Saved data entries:
○ ○ ○ ○ ○ ○ ○

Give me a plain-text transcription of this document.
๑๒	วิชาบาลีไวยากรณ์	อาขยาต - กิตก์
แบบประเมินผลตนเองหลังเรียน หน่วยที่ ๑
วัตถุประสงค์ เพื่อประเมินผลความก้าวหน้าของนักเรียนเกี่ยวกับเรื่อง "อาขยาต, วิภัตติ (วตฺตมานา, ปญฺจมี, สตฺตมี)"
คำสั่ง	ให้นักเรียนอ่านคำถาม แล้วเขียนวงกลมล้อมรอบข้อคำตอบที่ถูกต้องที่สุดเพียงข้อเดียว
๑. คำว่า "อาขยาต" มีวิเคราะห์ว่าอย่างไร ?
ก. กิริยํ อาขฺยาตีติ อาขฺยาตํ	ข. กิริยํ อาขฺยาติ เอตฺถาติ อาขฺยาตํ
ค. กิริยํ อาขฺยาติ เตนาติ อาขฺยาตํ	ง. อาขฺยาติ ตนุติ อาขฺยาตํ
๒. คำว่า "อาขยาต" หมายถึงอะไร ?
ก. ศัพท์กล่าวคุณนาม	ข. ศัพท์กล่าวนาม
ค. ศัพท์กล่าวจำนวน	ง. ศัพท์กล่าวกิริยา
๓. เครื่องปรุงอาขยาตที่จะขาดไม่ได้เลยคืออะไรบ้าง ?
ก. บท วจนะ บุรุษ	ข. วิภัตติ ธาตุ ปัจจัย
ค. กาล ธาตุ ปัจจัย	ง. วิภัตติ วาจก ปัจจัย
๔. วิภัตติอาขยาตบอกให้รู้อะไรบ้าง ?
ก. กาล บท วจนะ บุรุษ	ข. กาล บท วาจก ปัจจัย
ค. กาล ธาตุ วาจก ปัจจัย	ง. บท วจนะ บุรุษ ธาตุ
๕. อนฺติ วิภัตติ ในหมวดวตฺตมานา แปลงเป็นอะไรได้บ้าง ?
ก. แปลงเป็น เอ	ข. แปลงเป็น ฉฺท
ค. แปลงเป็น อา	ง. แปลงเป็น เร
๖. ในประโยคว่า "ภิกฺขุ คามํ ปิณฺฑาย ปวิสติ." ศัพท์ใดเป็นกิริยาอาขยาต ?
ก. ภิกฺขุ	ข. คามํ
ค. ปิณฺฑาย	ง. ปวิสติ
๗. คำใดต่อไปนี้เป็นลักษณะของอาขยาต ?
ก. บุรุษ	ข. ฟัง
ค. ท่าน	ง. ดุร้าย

○ ○ ○ ○ ○ ○ ○

- Work instructions:
Extract every line above exactly as it stands.

- Task output:
Give me a plain-text transcription of this document.
๑๒	วิชาบาลีไวยากรณ์	อาขยาต - กิตก์
แบบประเมินผลตนเองหลังเรียน หน่วยที่ ๑
วัตถุประสงค์ เพื่อประเมินผลความก้าวหน้าของนักเรียนเกี่ยวกับเรื่อง "อาขยาต, วิภัตติ (วตฺตมานา, ปญฺจมี, สตฺตมี)"
คำสั่ง	ให้นักเรียนอ่านคำถาม แล้วเขียนวงกลมล้อมรอบข้อคำตอบที่ถูกต้องที่สุดเพียงข้อเดียว
๑. คำว่า "อาขยาต" มีวิเคราะห์ว่าอย่างไร ?
ก. กิริยํ อาขฺยาตีติ อาขฺยาตํ	ข. กิริยํ อาขฺยาติ เอตฺถาติ อาขฺยาตํ
ค. กิริยํ อาขฺยาติ เตนาติ อาขฺยาตํ	ง. อาขฺยาติ ตนุติ อาขฺยาตํ
๒. คำว่า "อาขยาต" หมายถึงอะไร ?
ก. ศัพท์กล่าวคุณนาม	ข. ศัพท์กล่าวนาม
ค. ศัพท์กล่าวจำนวน	ง. ศัพท์กล่าวกิริยา
๓. เครื่องปรุงอาขยาตที่จะขาดไม่ได้เลยคืออะไรบ้าง ?
ก. บท วจนะ บุรุษ	ข. วิภัตติ ธาตุ ปัจจัย
ค. กาล ธาตุ ปัจจัย	ง. วิภัตติ วาจก ปัจจัย
๔. วิภัตติอาขยาตบอกให้รู้อะไรบ้าง ?
ก. กาล บท วจนะ บุรุษ	ข. กาล บท วาจก ปัจจัย
ค. กาล ธาตุ วาจก ปัจจัย	ง. บท วจนะ บุรุษ ธาตุ
๕. อนฺติ วิภัตติ ในหมวดวตฺตมานา แปลงเป็นอะไรได้บ้าง ?
ก. แปลงเป็น เอ	ข. แปลงเป็น ฉฺท
ค. แปลงเป็น อา	ง. แปลงเป็น เร
๖. ในประโยคว่า "ภิกฺขุ คามํ ปิณฺฑาย ปวิสติ." ศัพท์ใดเป็นกิริยาอาขยาต ?
ก. ภิกฺขุ	ข. คามํ
ค. ปิณฺฑาย	ง. ปวิสติ
๗. คำใดต่อไปนี้เป็นลักษณะของอาขยาต ?
ก. บุรุษ	ข. ฟัง
ค. ท่าน	ง. ดุร้าย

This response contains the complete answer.